= DATA EXTRACT =

•••

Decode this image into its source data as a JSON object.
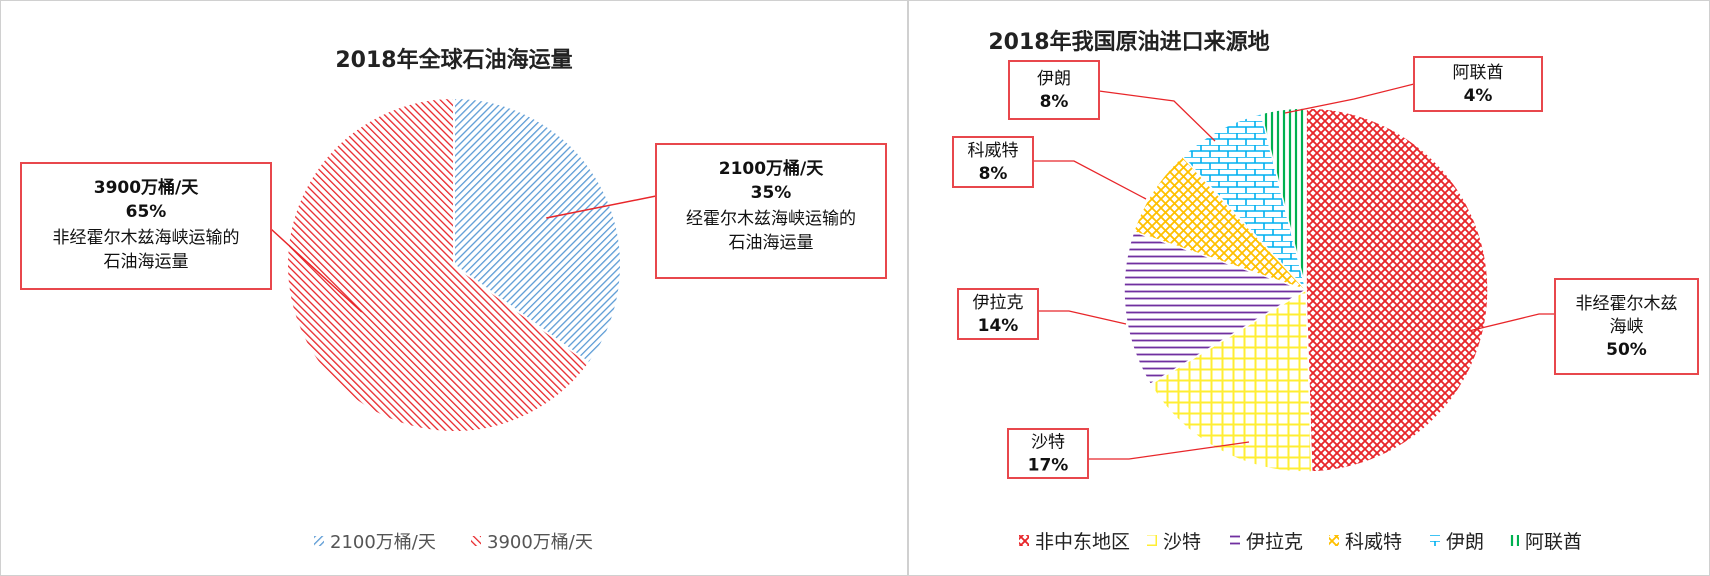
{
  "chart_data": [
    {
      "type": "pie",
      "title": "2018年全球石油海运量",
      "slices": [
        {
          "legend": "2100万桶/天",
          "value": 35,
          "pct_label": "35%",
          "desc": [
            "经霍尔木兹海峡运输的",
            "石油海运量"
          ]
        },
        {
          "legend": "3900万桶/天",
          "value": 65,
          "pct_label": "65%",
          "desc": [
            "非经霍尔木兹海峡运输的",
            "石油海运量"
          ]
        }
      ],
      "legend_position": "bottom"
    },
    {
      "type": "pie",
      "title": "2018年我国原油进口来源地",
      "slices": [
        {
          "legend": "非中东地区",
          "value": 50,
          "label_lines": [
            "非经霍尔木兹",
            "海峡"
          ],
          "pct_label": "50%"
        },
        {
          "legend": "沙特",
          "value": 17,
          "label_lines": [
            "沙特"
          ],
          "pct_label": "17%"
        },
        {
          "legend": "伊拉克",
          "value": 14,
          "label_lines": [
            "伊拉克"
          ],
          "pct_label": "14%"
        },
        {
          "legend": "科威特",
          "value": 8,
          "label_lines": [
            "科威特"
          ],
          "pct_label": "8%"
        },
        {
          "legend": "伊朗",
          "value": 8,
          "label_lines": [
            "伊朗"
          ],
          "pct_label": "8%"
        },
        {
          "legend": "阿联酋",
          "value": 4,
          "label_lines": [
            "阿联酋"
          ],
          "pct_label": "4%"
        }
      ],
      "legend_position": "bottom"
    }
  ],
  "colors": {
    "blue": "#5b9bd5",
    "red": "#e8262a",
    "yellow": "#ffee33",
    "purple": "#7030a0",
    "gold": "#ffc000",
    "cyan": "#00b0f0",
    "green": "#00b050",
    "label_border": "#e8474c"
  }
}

•••

= WHAT NEEDS TO BE DONE =
Copy the listing exactly. Any image in it stays out of the copy.

= TASK OUTPUT =
Decode this image into its source data as a JSON object.
{
  "chart_data": [
    {
      "type": "pie",
      "title": "2018年全球石油海运量",
      "slices": [
        {
          "legend": "2100万桶/天",
          "value": 35,
          "pct_label": "35%",
          "desc": [
            "经霍尔木兹海峡运输的",
            "石油海运量"
          ]
        },
        {
          "legend": "3900万桶/天",
          "value": 65,
          "pct_label": "65%",
          "desc": [
            "非经霍尔木兹海峡运输的",
            "石油海运量"
          ]
        }
      ],
      "legend_position": "bottom"
    },
    {
      "type": "pie",
      "title": "2018年我国原油进口来源地",
      "slices": [
        {
          "legend": "非中东地区",
          "value": 50,
          "label_lines": [
            "非经霍尔木兹",
            "海峡"
          ],
          "pct_label": "50%"
        },
        {
          "legend": "沙特",
          "value": 17,
          "label_lines": [
            "沙特"
          ],
          "pct_label": "17%"
        },
        {
          "legend": "伊拉克",
          "value": 14,
          "label_lines": [
            "伊拉克"
          ],
          "pct_label": "14%"
        },
        {
          "legend": "科威特",
          "value": 8,
          "label_lines": [
            "科威特"
          ],
          "pct_label": "8%"
        },
        {
          "legend": "伊朗",
          "value": 8,
          "label_lines": [
            "伊朗"
          ],
          "pct_label": "8%"
        },
        {
          "legend": "阿联酋",
          "value": 4,
          "label_lines": [
            "阿联酋"
          ],
          "pct_label": "4%"
        }
      ],
      "legend_position": "bottom"
    }
  ],
  "colors": {
    "blue": "#5b9bd5",
    "red": "#e8262a",
    "yellow": "#ffee33",
    "purple": "#7030a0",
    "gold": "#ffc000",
    "cyan": "#00b0f0",
    "green": "#00b050",
    "label_border": "#e8474c"
  }
}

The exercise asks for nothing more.